------ Supplied records ------

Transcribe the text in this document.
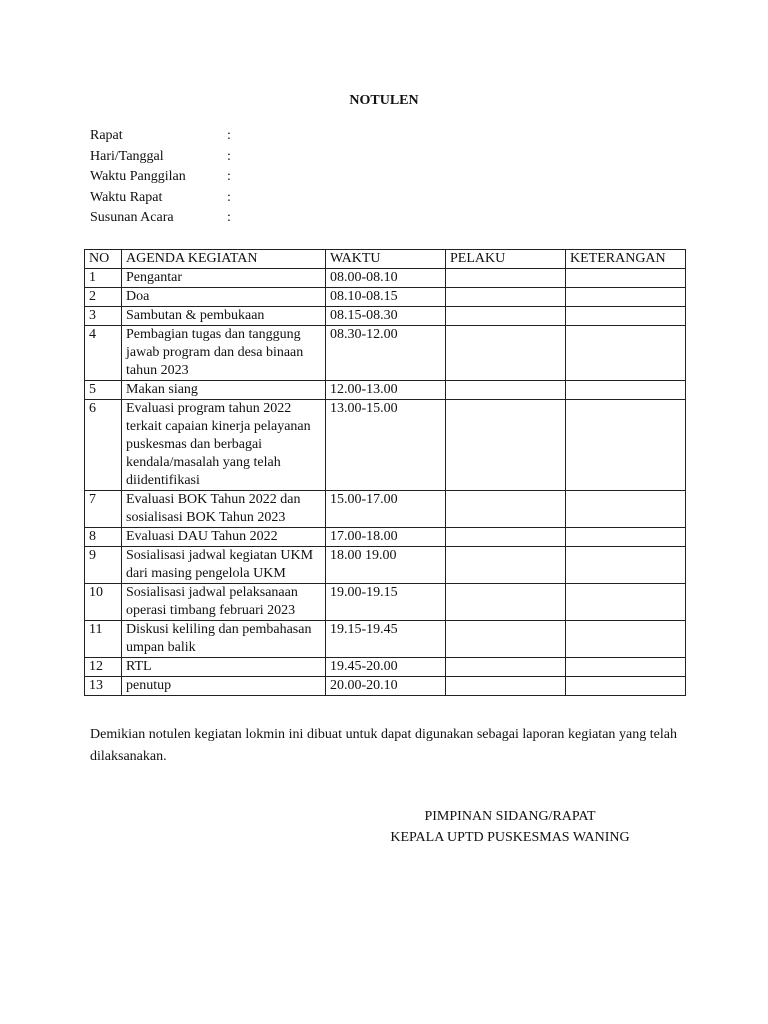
NOTULEN
Rapat	:
Hari/Tanggal	:
Waktu Panggilan	:
Waktu Rapat	:
Susunan Acara	:
NO	AGENDA KEGIATAN	WAKTU	PELAKU	KETERANGAN
1	Pengantar	08.00-08.10		
2	Doa	08.10-08.15		
3	Sambutan & pembukaan	08.15-08.30		
4	Pembagian tugas dan tanggung jawab program dan desa binaan tahun 2023	08.30-12.00		
5	Makan siang	12.00-13.00		
6	Evaluasi program tahun 2022 terkait capaian kinerja pelayanan puskesmas dan berbagai kendala/masalah yang telah diidentifikasi	13.00-15.00		
7	Evaluasi BOK Tahun 2022 dan sosialisasi BOK Tahun 2023	15.00-17.00		
8	Evaluasi DAU Tahun 2022	17.00-18.00		
9	Sosialisasi jadwal kegiatan UKM dari masing pengelola UKM	18.00 19.00		
10	Sosialisasi jadwal pelaksanaan operasi timbang februari 2023	19.00-19.15		
11	Diskusi keliling dan pembahasan umpan balik	19.15-19.45		
12	RTL	19.45-20.00		
13	penutup	20.00-20.10		
Demikian notulen kegiatan lokmin ini dibuat untuk dapat digunakan sebagai laporan kegiatan yang telah dilaksanakan.
PIMPINAN SIDANG/RAPAT
KEPALA UPTD PUSKESMAS WANING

------

● What you should do
Without the pictures, return all the records precisely as they stand.

● Written response
Transcribe the text in this document.
NOTULEN
Rapat	:
Hari/Tanggal	:
Waktu Panggilan	:
Waktu Rapat	:
Susunan Acara	:
NO	AGENDA KEGIATAN	WAKTU	PELAKU	KETERANGAN
1	Pengantar	08.00-08.10		
2	Doa	08.10-08.15		
3	Sambutan & pembukaan	08.15-08.30		
4	Pembagian tugas dan tanggung jawab program dan desa binaan tahun 2023	08.30-12.00		
5	Makan siang	12.00-13.00		
6	Evaluasi program tahun 2022 terkait capaian kinerja pelayanan puskesmas dan berbagai kendala/masalah yang telah diidentifikasi	13.00-15.00		
7	Evaluasi BOK Tahun 2022 dan sosialisasi BOK Tahun 2023	15.00-17.00		
8	Evaluasi DAU Tahun 2022	17.00-18.00		
9	Sosialisasi jadwal kegiatan UKM dari masing pengelola UKM	18.00 19.00		
10	Sosialisasi jadwal pelaksanaan operasi timbang februari 2023	19.00-19.15		
11	Diskusi keliling dan pembahasan umpan balik	19.15-19.45		
12	RTL	19.45-20.00		
13	penutup	20.00-20.10		
Demikian notulen kegiatan lokmin ini dibuat untuk dapat digunakan sebagai laporan kegiatan yang telah dilaksanakan.
PIMPINAN SIDANG/RAPAT
KEPALA UPTD PUSKESMAS WANING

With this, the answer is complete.